-- Record list start --
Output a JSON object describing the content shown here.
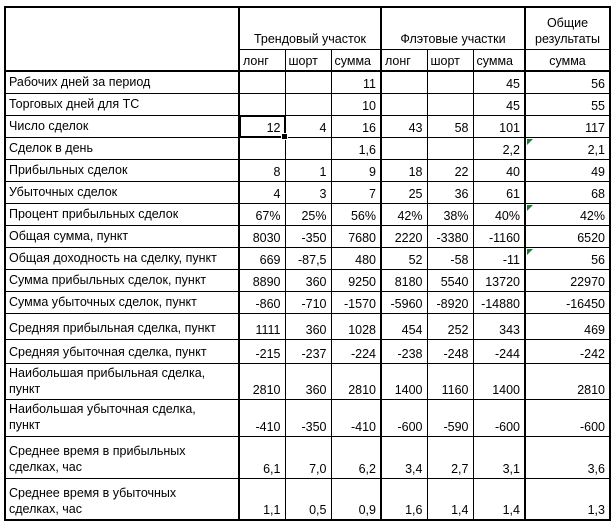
{
  "app": {
    "type": "spreadsheet-results-table",
    "language": "ru"
  },
  "colors": {
    "background": "#ffffff",
    "grid_border": "#000000",
    "text": "#000000",
    "error_indicator_green": "#1e7d32",
    "selection_border": "#000000"
  },
  "table": {
    "header": {
      "corner_label": "",
      "groups": [
        {
          "label": "Трендовый участок",
          "sub": [
            "лонг",
            "шорт",
            "сумма"
          ]
        },
        {
          "label": "Флэтовые участки",
          "sub": [
            "лонг",
            "шорт",
            "сумма"
          ]
        },
        {
          "label": "Общие результаты",
          "sub": [
            "сумма"
          ]
        }
      ]
    },
    "rows": [
      {
        "label": "Рабочих дней за период",
        "values": [
          "",
          "",
          "11",
          "",
          "",
          "45",
          "56"
        ]
      },
      {
        "label": "Торговых дней для ТС",
        "values": [
          "",
          "",
          "10",
          "",
          "",
          "45",
          "55"
        ]
      },
      {
        "label": "Число сделок",
        "values": [
          "12",
          "4",
          "16",
          "43",
          "58",
          "101",
          "117"
        ]
      },
      {
        "label": "Сделок в день",
        "values": [
          "",
          "",
          "1,6",
          "",
          "",
          "2,2",
          "2,1"
        ]
      },
      {
        "label": "Прибыльных сделок",
        "values": [
          "8",
          "1",
          "9",
          "18",
          "22",
          "40",
          "49"
        ]
      },
      {
        "label": "Убыточных сделок",
        "values": [
          "4",
          "3",
          "7",
          "25",
          "36",
          "61",
          "68"
        ]
      },
      {
        "label": "Процент прибыльных сделок",
        "values": [
          "67%",
          "25%",
          "56%",
          "42%",
          "38%",
          "40%",
          "42%"
        ]
      },
      {
        "label": "Общая сумма, пункт",
        "values": [
          "8030",
          "-350",
          "7680",
          "2220",
          "-3380",
          "-1160",
          "6520"
        ]
      },
      {
        "label": "Общая доходность на сделку, пункт",
        "values": [
          "669",
          "-87,5",
          "480",
          "52",
          "-58",
          "-11",
          "56"
        ]
      },
      {
        "label": "Сумма прибыльных сделок, пункт",
        "values": [
          "8890",
          "360",
          "9250",
          "8180",
          "5540",
          "13720",
          "22970"
        ]
      },
      {
        "label": "Сумма убыточных сделок, пункт",
        "values": [
          "-860",
          "-710",
          "-1570",
          "-5960",
          "-8920",
          "-14880",
          "-16450"
        ]
      },
      {
        "label": "Средняя прибыльная сделка, пункт",
        "values": [
          "1111",
          "360",
          "1028",
          "454",
          "252",
          "343",
          "469"
        ]
      },
      {
        "label": "Средняя убыточная сделка, пункт",
        "values": [
          "-215",
          "-237",
          "-224",
          "-238",
          "-248",
          "-244",
          "-242"
        ]
      },
      {
        "label": "Наибольшая прибыльная сделка,\nпункт",
        "values": [
          "2810",
          "360",
          "2810",
          "1400",
          "1160",
          "1400",
          "2810"
        ]
      },
      {
        "label": "Наибольшая убыточная сделка,\nпункт",
        "values": [
          "-410",
          "-350",
          "-410",
          "-600",
          "-590",
          "-600",
          "-600"
        ]
      },
      {
        "label": "Среднее время в прибыльных\nсделках, час",
        "values": [
          "6,1",
          "7,0",
          "6,2",
          "3,4",
          "2,7",
          "3,1",
          "3,6"
        ]
      },
      {
        "label": "Среднее время в убыточных\nсделках, час",
        "values": [
          "1,1",
          "0,5",
          "0,9",
          "1,6",
          "1,4",
          "1,4",
          "1,3"
        ]
      }
    ],
    "selected_cell": {
      "row_index": 2,
      "col_index": 0,
      "value": "12"
    },
    "error_marker_cells": [
      {
        "row_index": 3,
        "col_index": 6
      },
      {
        "row_index": 6,
        "col_index": 6
      },
      {
        "row_index": 8,
        "col_index": 6
      }
    ]
  }
}
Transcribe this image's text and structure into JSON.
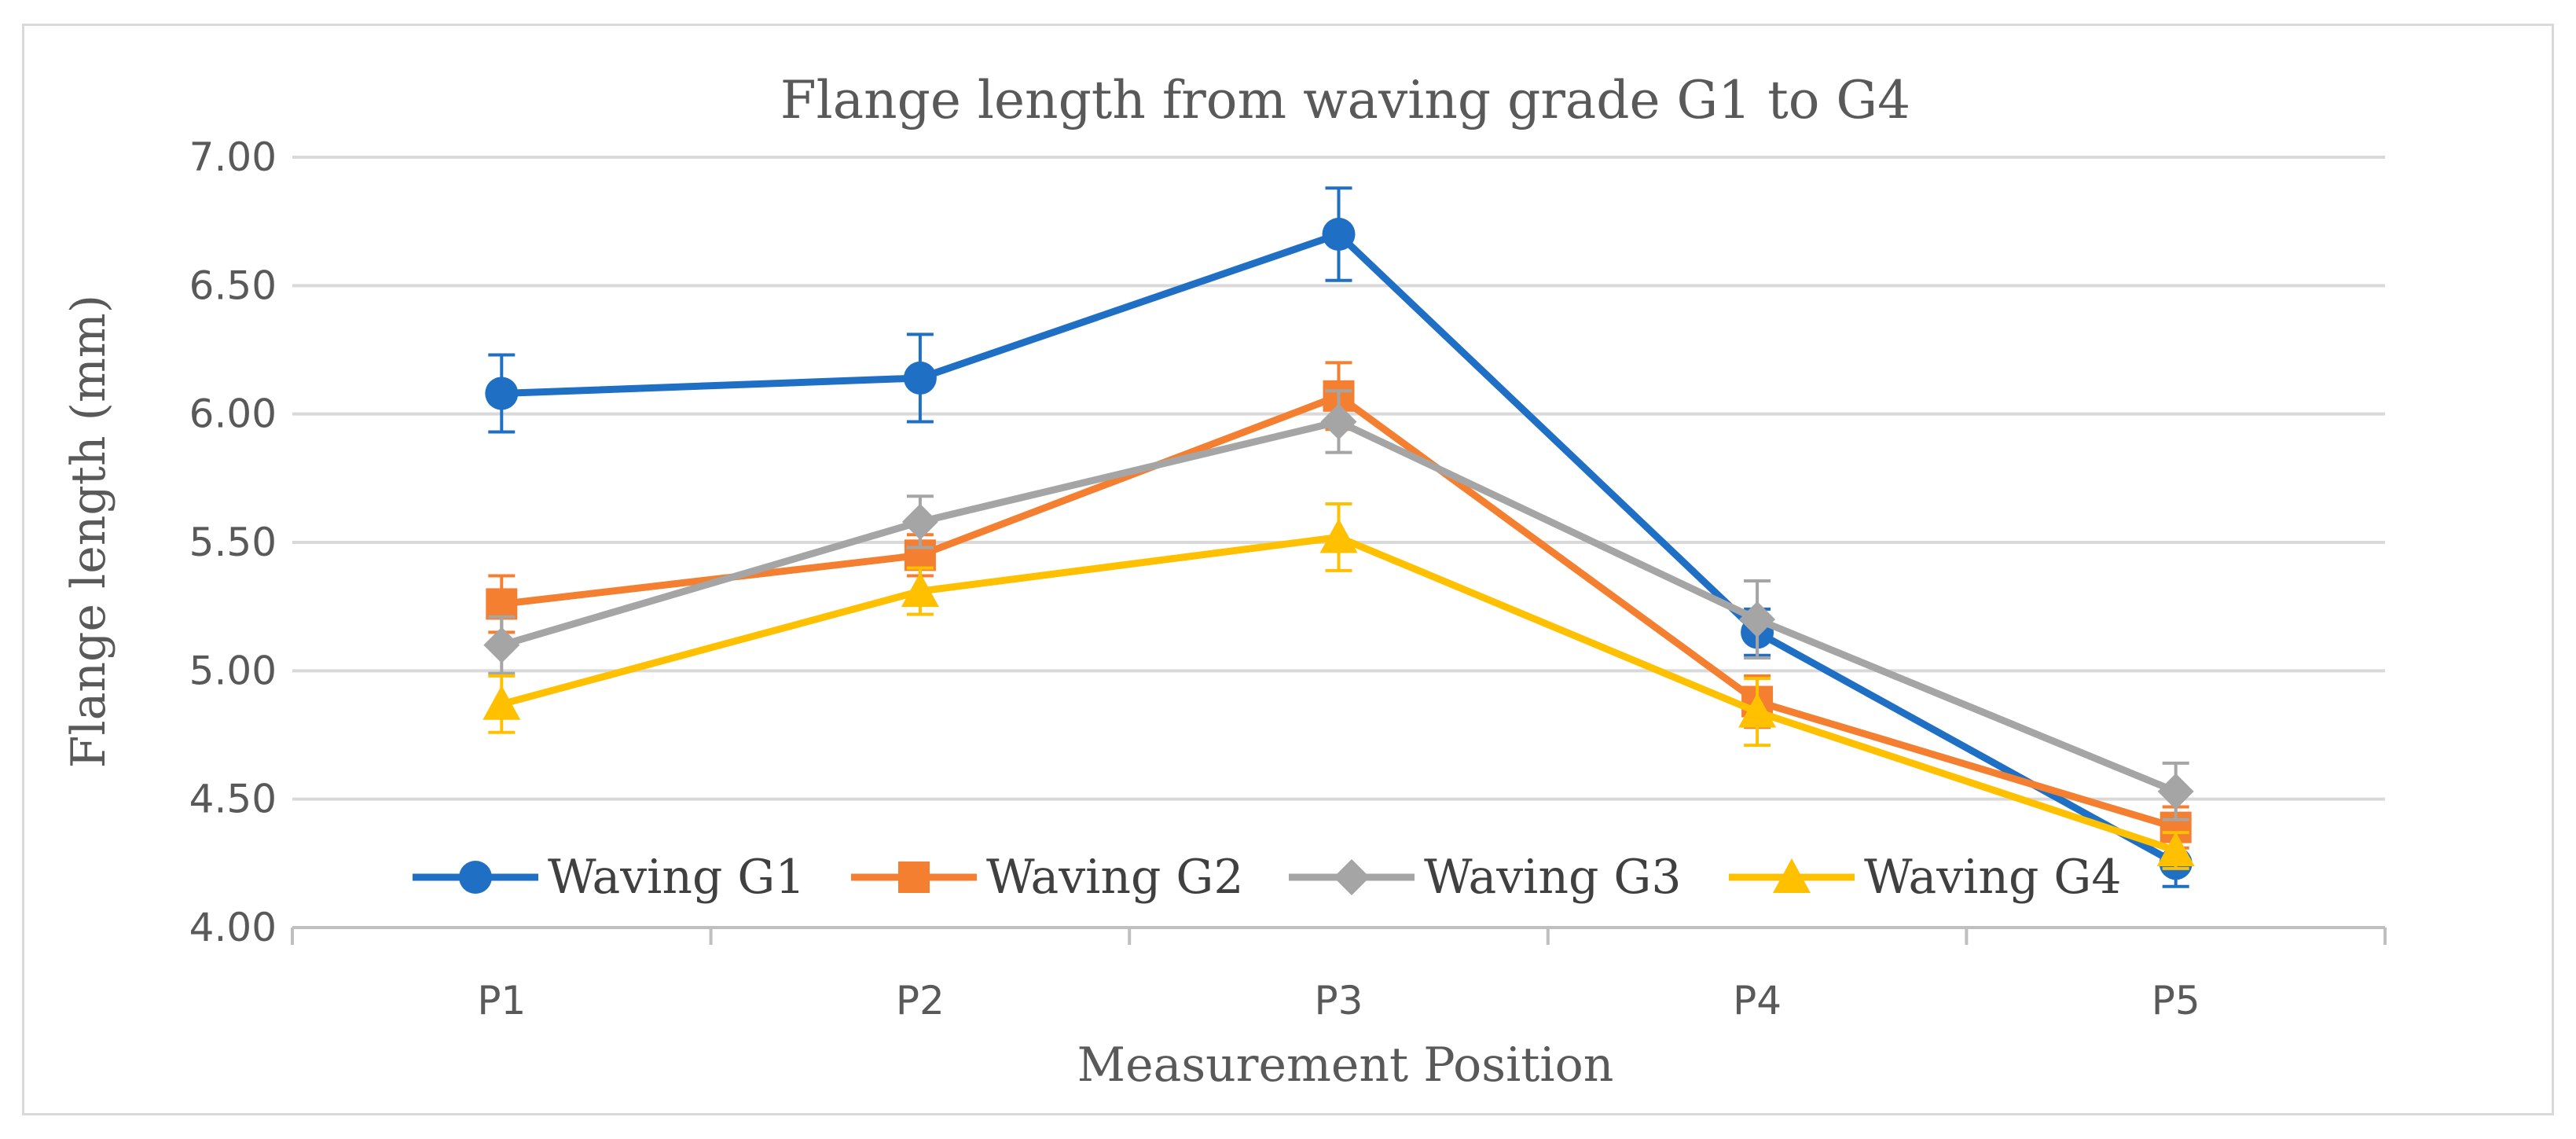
{
  "chart_data": {
    "type": "line",
    "title": "Flange length from waving grade G1 to G4",
    "xlabel": "Measurement Position",
    "ylabel": "Flange length (mm)",
    "categories": [
      "P1",
      "P2",
      "P3",
      "P4",
      "P5"
    ],
    "ylim": [
      4.0,
      7.0
    ],
    "yticks": [
      "4.00",
      "4.50",
      "5.00",
      "5.50",
      "6.00",
      "6.50",
      "7.00"
    ],
    "grid": true,
    "legend_position": "bottom-inside",
    "series": [
      {
        "name": "Waving G1",
        "color": "#1f6fc5",
        "marker": "circle",
        "values": [
          6.08,
          6.14,
          6.7,
          5.15,
          4.25
        ],
        "errors": [
          0.15,
          0.17,
          0.18,
          0.09,
          0.09
        ]
      },
      {
        "name": "Waving G2",
        "color": "#f47f30",
        "marker": "square",
        "values": [
          5.26,
          5.45,
          6.07,
          4.88,
          4.39
        ],
        "errors": [
          0.11,
          0.08,
          0.13,
          0.1,
          0.08
        ]
      },
      {
        "name": "Waving G3",
        "color": "#a5a5a5",
        "marker": "diamond",
        "values": [
          5.1,
          5.58,
          5.97,
          5.2,
          4.53
        ],
        "errors": [
          0.11,
          0.1,
          0.12,
          0.15,
          0.11
        ]
      },
      {
        "name": "Waving G4",
        "color": "#ffc000",
        "marker": "triangle",
        "values": [
          4.87,
          5.31,
          5.52,
          4.84,
          4.3
        ],
        "errors": [
          0.11,
          0.09,
          0.13,
          0.13,
          0.07
        ]
      }
    ]
  }
}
-- Record list end --
What you need to do:
All lines holding the word "Средняя" should be picked out and copied.

The answer:
        "label": "Средняя прибыльная сделка, пункт",
        "label": "Средняя убыточная сделка, пункт",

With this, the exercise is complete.